_The task:_
Write out each line exactly as it stands, please.

Chart and figure data
--------
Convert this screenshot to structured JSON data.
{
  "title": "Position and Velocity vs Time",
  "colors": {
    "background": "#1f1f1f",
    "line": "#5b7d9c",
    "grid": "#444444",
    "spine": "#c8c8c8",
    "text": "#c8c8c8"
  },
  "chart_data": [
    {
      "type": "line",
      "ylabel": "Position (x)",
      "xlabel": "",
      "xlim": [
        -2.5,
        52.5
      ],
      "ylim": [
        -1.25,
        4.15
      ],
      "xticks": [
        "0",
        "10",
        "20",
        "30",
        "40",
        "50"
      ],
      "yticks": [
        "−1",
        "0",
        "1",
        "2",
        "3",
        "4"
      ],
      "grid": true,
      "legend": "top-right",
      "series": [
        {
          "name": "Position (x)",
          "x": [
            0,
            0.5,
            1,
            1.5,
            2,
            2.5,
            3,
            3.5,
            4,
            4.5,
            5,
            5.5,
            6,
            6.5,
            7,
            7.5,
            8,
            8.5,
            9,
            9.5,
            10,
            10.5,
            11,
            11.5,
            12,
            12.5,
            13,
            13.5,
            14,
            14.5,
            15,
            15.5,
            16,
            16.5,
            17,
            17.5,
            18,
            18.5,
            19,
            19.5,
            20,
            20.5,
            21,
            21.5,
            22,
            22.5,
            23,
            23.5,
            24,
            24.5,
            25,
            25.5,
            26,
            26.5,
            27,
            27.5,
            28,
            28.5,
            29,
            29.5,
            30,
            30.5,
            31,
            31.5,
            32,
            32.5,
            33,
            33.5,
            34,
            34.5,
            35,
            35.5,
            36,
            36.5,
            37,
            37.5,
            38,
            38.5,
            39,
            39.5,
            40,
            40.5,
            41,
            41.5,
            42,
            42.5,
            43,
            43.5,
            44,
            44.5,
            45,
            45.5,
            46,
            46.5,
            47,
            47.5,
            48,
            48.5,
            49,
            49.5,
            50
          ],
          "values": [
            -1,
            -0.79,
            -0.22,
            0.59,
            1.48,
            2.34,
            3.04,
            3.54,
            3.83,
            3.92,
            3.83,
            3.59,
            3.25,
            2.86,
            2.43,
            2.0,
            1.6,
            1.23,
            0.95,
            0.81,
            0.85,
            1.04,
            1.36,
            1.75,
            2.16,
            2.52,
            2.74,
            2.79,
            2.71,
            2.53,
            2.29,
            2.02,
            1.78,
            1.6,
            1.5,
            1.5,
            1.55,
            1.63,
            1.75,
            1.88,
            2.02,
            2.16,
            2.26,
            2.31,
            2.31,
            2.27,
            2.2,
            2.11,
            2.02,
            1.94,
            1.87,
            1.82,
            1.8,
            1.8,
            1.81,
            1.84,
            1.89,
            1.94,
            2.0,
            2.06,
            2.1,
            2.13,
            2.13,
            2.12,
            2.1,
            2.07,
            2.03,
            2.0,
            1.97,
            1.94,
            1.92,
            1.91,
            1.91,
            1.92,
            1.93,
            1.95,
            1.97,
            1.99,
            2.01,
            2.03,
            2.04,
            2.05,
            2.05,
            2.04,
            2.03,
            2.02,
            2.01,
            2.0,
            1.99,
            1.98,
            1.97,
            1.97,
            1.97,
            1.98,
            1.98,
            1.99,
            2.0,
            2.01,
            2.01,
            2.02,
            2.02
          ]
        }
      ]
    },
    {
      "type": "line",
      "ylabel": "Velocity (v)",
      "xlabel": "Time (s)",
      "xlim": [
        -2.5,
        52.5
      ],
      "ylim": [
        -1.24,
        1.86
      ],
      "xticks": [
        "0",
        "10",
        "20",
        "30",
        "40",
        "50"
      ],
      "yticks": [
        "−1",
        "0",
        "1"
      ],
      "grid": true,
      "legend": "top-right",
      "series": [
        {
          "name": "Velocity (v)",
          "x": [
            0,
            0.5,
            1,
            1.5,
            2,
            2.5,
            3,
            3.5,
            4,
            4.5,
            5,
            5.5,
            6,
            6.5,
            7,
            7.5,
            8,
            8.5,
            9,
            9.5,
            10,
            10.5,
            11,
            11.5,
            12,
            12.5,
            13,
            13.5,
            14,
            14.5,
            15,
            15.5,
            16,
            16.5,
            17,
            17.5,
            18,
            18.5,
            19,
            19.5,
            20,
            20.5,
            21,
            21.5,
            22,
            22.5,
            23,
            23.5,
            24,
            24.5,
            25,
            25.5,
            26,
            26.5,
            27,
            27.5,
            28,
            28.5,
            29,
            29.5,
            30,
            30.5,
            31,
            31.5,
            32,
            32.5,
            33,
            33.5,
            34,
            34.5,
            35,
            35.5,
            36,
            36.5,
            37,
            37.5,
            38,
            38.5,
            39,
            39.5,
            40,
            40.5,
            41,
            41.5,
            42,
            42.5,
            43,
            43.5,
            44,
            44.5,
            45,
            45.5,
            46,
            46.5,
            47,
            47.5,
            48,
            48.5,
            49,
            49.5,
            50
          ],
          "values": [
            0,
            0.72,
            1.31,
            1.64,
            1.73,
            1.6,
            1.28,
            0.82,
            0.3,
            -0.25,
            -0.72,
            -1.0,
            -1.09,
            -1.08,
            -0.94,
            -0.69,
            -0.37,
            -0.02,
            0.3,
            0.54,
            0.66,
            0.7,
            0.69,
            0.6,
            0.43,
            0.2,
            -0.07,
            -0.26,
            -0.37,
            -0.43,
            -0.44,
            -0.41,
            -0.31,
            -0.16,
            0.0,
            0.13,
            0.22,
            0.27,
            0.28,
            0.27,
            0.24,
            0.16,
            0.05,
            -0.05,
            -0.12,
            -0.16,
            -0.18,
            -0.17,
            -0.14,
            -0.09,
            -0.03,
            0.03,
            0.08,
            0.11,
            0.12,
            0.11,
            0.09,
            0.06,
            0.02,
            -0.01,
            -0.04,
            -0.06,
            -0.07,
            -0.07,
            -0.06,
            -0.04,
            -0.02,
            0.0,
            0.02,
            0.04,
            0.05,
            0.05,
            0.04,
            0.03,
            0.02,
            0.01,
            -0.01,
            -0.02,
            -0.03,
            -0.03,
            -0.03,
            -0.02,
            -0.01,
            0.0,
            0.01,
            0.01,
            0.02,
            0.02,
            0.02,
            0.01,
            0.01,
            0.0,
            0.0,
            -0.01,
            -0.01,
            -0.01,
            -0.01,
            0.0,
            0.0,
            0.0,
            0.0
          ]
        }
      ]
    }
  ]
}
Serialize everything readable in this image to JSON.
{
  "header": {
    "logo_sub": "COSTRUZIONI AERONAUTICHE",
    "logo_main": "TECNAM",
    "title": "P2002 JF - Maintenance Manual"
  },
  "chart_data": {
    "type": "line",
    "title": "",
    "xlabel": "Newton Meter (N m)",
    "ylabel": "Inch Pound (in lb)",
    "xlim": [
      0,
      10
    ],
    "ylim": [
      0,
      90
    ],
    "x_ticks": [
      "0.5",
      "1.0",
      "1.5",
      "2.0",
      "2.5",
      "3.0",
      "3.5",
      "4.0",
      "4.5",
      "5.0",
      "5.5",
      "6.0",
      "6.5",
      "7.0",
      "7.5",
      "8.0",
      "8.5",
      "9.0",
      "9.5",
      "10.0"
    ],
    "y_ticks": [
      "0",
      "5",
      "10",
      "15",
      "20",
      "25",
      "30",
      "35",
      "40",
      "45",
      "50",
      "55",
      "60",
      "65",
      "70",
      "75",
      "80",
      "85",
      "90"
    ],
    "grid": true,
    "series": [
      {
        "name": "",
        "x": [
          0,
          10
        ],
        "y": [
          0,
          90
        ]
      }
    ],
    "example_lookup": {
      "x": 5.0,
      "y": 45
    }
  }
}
--------
_Written reply:_
Convert this screenshot to structured JSON data.
{
  "title": "Position and Velocity vs Time",
  "colors": {
    "background": "#1f1f1f",
    "line": "#5b7d9c",
    "grid": "#444444",
    "spine": "#c8c8c8",
    "text": "#c8c8c8"
  },
  "chart_data": [
    {
      "type": "line",
      "ylabel": "Position (x)",
      "xlabel": "",
      "xlim": [
        -2.5,
        52.5
      ],
      "ylim": [
        -1.25,
        4.15
      ],
      "xticks": [
        "0",
        "10",
        "20",
        "30",
        "40",
        "50"
      ],
      "yticks": [
        "−1",
        "0",
        "1",
        "2",
        "3",
        "4"
      ],
      "grid": true,
      "legend": "top-right",
      "series": [
        {
          "name": "Position (x)",
          "x": [
            0,
            0.5,
            1,
            1.5,
            2,
            2.5,
            3,
            3.5,
            4,
            4.5,
            5,
            5.5,
            6,
            6.5,
            7,
            7.5,
            8,
            8.5,
            9,
            9.5,
            10,
            10.5,
            11,
            11.5,
            12,
            12.5,
            13,
            13.5,
            14,
            14.5,
            15,
            15.5,
            16,
            16.5,
            17,
            17.5,
            18,
            18.5,
            19,
            19.5,
            20,
            20.5,
            21,
            21.5,
            22,
            22.5,
            23,
            23.5,
            24,
            24.5,
            25,
            25.5,
            26,
            26.5,
            27,
            27.5,
            28,
            28.5,
            29,
            29.5,
            30,
            30.5,
            31,
            31.5,
            32,
            32.5,
            33,
            33.5,
            34,
            34.5,
            35,
            35.5,
            36,
            36.5,
            37,
            37.5,
            38,
            38.5,
            39,
            39.5,
            40,
            40.5,
            41,
            41.5,
            42,
            42.5,
            43,
            43.5,
            44,
            44.5,
            45,
            45.5,
            46,
            46.5,
            47,
            47.5,
            48,
            48.5,
            49,
            49.5,
            50
          ],
          "values": [
            -1,
            -0.79,
            -0.22,
            0.59,
            1.48,
            2.34,
            3.04,
            3.54,
            3.83,
            3.92,
            3.83,
            3.59,
            3.25,
            2.86,
            2.43,
            2.0,
            1.6,
            1.23,
            0.95,
            0.81,
            0.85,
            1.04,
            1.36,
            1.75,
            2.16,
            2.52,
            2.74,
            2.79,
            2.71,
            2.53,
            2.29,
            2.02,
            1.78,
            1.6,
            1.5,
            1.5,
            1.55,
            1.63,
            1.75,
            1.88,
            2.02,
            2.16,
            2.26,
            2.31,
            2.31,
            2.27,
            2.2,
            2.11,
            2.02,
            1.94,
            1.87,
            1.82,
            1.8,
            1.8,
            1.81,
            1.84,
            1.89,
            1.94,
            2.0,
            2.06,
            2.1,
            2.13,
            2.13,
            2.12,
            2.1,
            2.07,
            2.03,
            2.0,
            1.97,
            1.94,
            1.92,
            1.91,
            1.91,
            1.92,
            1.93,
            1.95,
            1.97,
            1.99,
            2.01,
            2.03,
            2.04,
            2.05,
            2.05,
            2.04,
            2.03,
            2.02,
            2.01,
            2.0,
            1.99,
            1.98,
            1.97,
            1.97,
            1.97,
            1.98,
            1.98,
            1.99,
            2.0,
            2.01,
            2.01,
            2.02,
            2.02
          ]
        }
      ]
    },
    {
      "type": "line",
      "ylabel": "Velocity (v)",
      "xlabel": "Time (s)",
      "xlim": [
        -2.5,
        52.5
      ],
      "ylim": [
        -1.24,
        1.86
      ],
      "xticks": [
        "0",
        "10",
        "20",
        "30",
        "40",
        "50"
      ],
      "yticks": [
        "−1",
        "0",
        "1"
      ],
      "grid": true,
      "legend": "top-right",
      "series": [
        {
          "name": "Velocity (v)",
          "x": [
            0,
            0.5,
            1,
            1.5,
            2,
            2.5,
            3,
            3.5,
            4,
            4.5,
            5,
            5.5,
            6,
            6.5,
            7,
            7.5,
            8,
            8.5,
            9,
            9.5,
            10,
            10.5,
            11,
            11.5,
            12,
            12.5,
            13,
            13.5,
            14,
            14.5,
            15,
            15.5,
            16,
            16.5,
            17,
            17.5,
            18,
            18.5,
            19,
            19.5,
            20,
            20.5,
            21,
            21.5,
            22,
            22.5,
            23,
            23.5,
            24,
            24.5,
            25,
            25.5,
            26,
            26.5,
            27,
            27.5,
            28,
            28.5,
            29,
            29.5,
            30,
            30.5,
            31,
            31.5,
            32,
            32.5,
            33,
            33.5,
            34,
            34.5,
            35,
            35.5,
            36,
            36.5,
            37,
            37.5,
            38,
            38.5,
            39,
            39.5,
            40,
            40.5,
            41,
            41.5,
            42,
            42.5,
            43,
            43.5,
            44,
            44.5,
            45,
            45.5,
            46,
            46.5,
            47,
            47.5,
            48,
            48.5,
            49,
            49.5,
            50
          ],
          "values": [
            0,
            0.72,
            1.31,
            1.64,
            1.73,
            1.6,
            1.28,
            0.82,
            0.3,
            -0.25,
            -0.72,
            -1.0,
            -1.09,
            -1.08,
            -0.94,
            -0.69,
            -0.37,
            -0.02,
            0.3,
            0.54,
            0.66,
            0.7,
            0.69,
            0.6,
            0.43,
            0.2,
            -0.07,
            -0.26,
            -0.37,
            -0.43,
            -0.44,
            -0.41,
            -0.31,
            -0.16,
            0.0,
            0.13,
            0.22,
            0.27,
            0.28,
            0.27,
            0.24,
            0.16,
            0.05,
            -0.05,
            -0.12,
            -0.16,
            -0.18,
            -0.17,
            -0.14,
            -0.09,
            -0.03,
            0.03,
            0.08,
            0.11,
            0.12,
            0.11,
            0.09,
            0.06,
            0.02,
            -0.01,
            -0.04,
            -0.06,
            -0.07,
            -0.07,
            -0.06,
            -0.04,
            -0.02,
            0.0,
            0.02,
            0.04,
            0.05,
            0.05,
            0.04,
            0.03,
            0.02,
            0.01,
            -0.01,
            -0.02,
            -0.03,
            -0.03,
            -0.03,
            -0.02,
            -0.01,
            0.0,
            0.01,
            0.01,
            0.02,
            0.02,
            0.02,
            0.01,
            0.01,
            0.0,
            0.0,
            -0.01,
            -0.01,
            -0.01,
            -0.01,
            0.0,
            0.0,
            0.0,
            0.0
          ]
        }
      ]
    }
  ]
}
Serialize everything readable in this image to JSON.
{
  "header": {
    "logo_sub": "COSTRUZIONI AERONAUTICHE",
    "logo_main": "TECNAM",
    "title": "P2002 JF - Maintenance Manual"
  },
  "chart_data": {
    "type": "line",
    "title": "",
    "xlabel": "Newton Meter (N m)",
    "ylabel": "Inch Pound (in lb)",
    "xlim": [
      0,
      10
    ],
    "ylim": [
      0,
      90
    ],
    "x_ticks": [
      "0.5",
      "1.0",
      "1.5",
      "2.0",
      "2.5",
      "3.0",
      "3.5",
      "4.0",
      "4.5",
      "5.0",
      "5.5",
      "6.0",
      "6.5",
      "7.0",
      "7.5",
      "8.0",
      "8.5",
      "9.0",
      "9.5",
      "10.0"
    ],
    "y_ticks": [
      "0",
      "5",
      "10",
      "15",
      "20",
      "25",
      "30",
      "35",
      "40",
      "45",
      "50",
      "55",
      "60",
      "65",
      "70",
      "75",
      "80",
      "85",
      "90"
    ],
    "grid": true,
    "series": [
      {
        "name": "",
        "x": [
          0,
          10
        ],
        "y": [
          0,
          90
        ]
      }
    ],
    "example_lookup": {
      "x": 5.0,
      "y": 45
    }
  }
}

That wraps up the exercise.